GIVEN EXERCISE :: Restate the whole of the material. Keep every word, and drop the pictures.

>> Begin LISTING

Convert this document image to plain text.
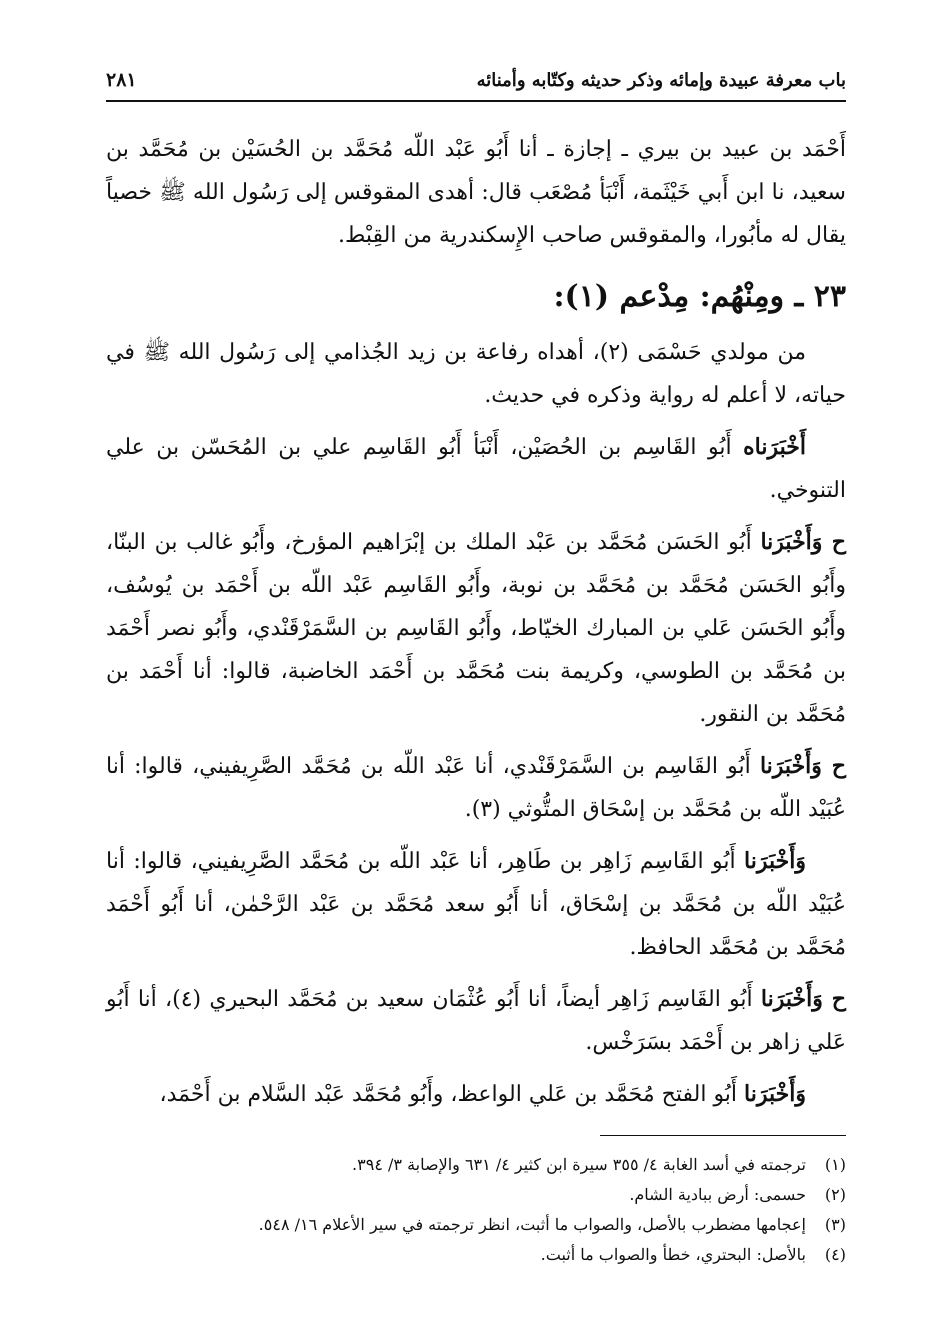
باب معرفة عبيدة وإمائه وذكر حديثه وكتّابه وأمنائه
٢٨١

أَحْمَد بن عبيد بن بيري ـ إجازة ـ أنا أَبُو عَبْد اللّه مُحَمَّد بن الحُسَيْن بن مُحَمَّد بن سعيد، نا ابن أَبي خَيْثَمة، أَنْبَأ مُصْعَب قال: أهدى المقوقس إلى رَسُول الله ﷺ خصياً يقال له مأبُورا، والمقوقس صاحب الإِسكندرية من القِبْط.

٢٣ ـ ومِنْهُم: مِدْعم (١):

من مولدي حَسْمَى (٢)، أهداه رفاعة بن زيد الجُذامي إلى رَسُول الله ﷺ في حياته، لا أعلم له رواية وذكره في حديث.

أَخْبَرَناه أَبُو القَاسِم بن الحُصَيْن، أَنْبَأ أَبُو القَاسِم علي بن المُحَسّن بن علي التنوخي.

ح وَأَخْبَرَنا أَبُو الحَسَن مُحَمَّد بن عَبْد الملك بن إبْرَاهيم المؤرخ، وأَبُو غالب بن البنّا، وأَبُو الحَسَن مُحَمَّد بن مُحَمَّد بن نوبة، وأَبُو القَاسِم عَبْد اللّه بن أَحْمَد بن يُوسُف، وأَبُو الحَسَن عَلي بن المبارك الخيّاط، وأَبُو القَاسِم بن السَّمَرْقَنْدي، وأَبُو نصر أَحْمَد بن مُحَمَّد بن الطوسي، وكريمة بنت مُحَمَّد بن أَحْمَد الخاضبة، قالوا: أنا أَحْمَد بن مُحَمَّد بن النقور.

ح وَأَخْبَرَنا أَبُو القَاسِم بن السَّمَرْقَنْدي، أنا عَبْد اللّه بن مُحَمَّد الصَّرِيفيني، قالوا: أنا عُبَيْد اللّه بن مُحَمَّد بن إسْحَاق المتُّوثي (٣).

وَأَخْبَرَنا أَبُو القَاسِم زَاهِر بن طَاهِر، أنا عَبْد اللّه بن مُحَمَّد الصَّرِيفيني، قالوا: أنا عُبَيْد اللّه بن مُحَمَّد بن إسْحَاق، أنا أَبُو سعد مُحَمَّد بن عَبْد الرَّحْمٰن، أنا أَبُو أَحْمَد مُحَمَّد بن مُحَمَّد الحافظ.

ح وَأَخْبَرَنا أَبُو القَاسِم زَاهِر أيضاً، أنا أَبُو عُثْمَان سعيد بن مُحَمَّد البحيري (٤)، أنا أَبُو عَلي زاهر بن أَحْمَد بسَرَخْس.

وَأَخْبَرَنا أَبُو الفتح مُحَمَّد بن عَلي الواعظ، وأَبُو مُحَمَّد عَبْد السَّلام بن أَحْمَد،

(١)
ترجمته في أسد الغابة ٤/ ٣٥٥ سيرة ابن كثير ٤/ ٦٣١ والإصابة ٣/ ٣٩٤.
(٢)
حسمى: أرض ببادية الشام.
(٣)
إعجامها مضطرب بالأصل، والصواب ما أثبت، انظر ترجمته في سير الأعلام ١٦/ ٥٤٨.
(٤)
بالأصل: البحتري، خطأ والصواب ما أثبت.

>> End LISTING

SOLUTION ::
Convert this document image to plain text.
باب معرفة عبيدة وإمائه وذكر حديثه وكتّابه وأمنائه
٢٨١

أَحْمَد بن عبيد بن بيري ـ إجازة ـ أنا أَبُو عَبْد اللّه مُحَمَّد بن الحُسَيْن بن مُحَمَّد بن سعيد، نا ابن أَبي خَيْثَمة، أَنْبَأ مُصْعَب قال: أهدى المقوقس إلى رَسُول الله ﷺ خصياً يقال له مأبُورا، والمقوقس صاحب الإِسكندرية من القِبْط.

٢٣ ـ ومِنْهُم: مِدْعم (١):

من مولدي حَسْمَى (٢)، أهداه رفاعة بن زيد الجُذامي إلى رَسُول الله ﷺ في حياته، لا أعلم له رواية وذكره في حديث.

أَخْبَرَناه أَبُو القَاسِم بن الحُصَيْن، أَنْبَأ أَبُو القَاسِم علي بن المُحَسّن بن علي التنوخي.

ح وَأَخْبَرَنا أَبُو الحَسَن مُحَمَّد بن عَبْد الملك بن إبْرَاهيم المؤرخ، وأَبُو غالب بن البنّا، وأَبُو الحَسَن مُحَمَّد بن مُحَمَّد بن نوبة، وأَبُو القَاسِم عَبْد اللّه بن أَحْمَد بن يُوسُف، وأَبُو الحَسَن عَلي بن المبارك الخيّاط، وأَبُو القَاسِم بن السَّمَرْقَنْدي، وأَبُو نصر أَحْمَد بن مُحَمَّد بن الطوسي، وكريمة بنت مُحَمَّد بن أَحْمَد الخاضبة، قالوا: أنا أَحْمَد بن مُحَمَّد بن النقور.

ح وَأَخْبَرَنا أَبُو القَاسِم بن السَّمَرْقَنْدي، أنا عَبْد اللّه بن مُحَمَّد الصَّرِيفيني، قالوا: أنا عُبَيْد اللّه بن مُحَمَّد بن إسْحَاق المتُّوثي (٣).

وَأَخْبَرَنا أَبُو القَاسِم زَاهِر بن طَاهِر، أنا عَبْد اللّه بن مُحَمَّد الصَّرِيفيني، قالوا: أنا عُبَيْد اللّه بن مُحَمَّد بن إسْحَاق، أنا أَبُو سعد مُحَمَّد بن عَبْد الرَّحْمٰن، أنا أَبُو أَحْمَد مُحَمَّد بن مُحَمَّد الحافظ.

ح وَأَخْبَرَنا أَبُو القَاسِم زَاهِر أيضاً، أنا أَبُو عُثْمَان سعيد بن مُحَمَّد البحيري (٤)، أنا أَبُو عَلي زاهر بن أَحْمَد بسَرَخْس.

وَأَخْبَرَنا أَبُو الفتح مُحَمَّد بن عَلي الواعظ، وأَبُو مُحَمَّد عَبْد السَّلام بن أَحْمَد،

(١)
ترجمته في أسد الغابة ٤/ ٣٥٥ سيرة ابن كثير ٤/ ٦٣١ والإصابة ٣/ ٣٩٤.
(٢)
حسمى: أرض ببادية الشام.
(٣)
إعجامها مضطرب بالأصل، والصواب ما أثبت، انظر ترجمته في سير الأعلام ١٦/ ٥٤٨.
(٤)
بالأصل: البحتري، خطأ والصواب ما أثبت.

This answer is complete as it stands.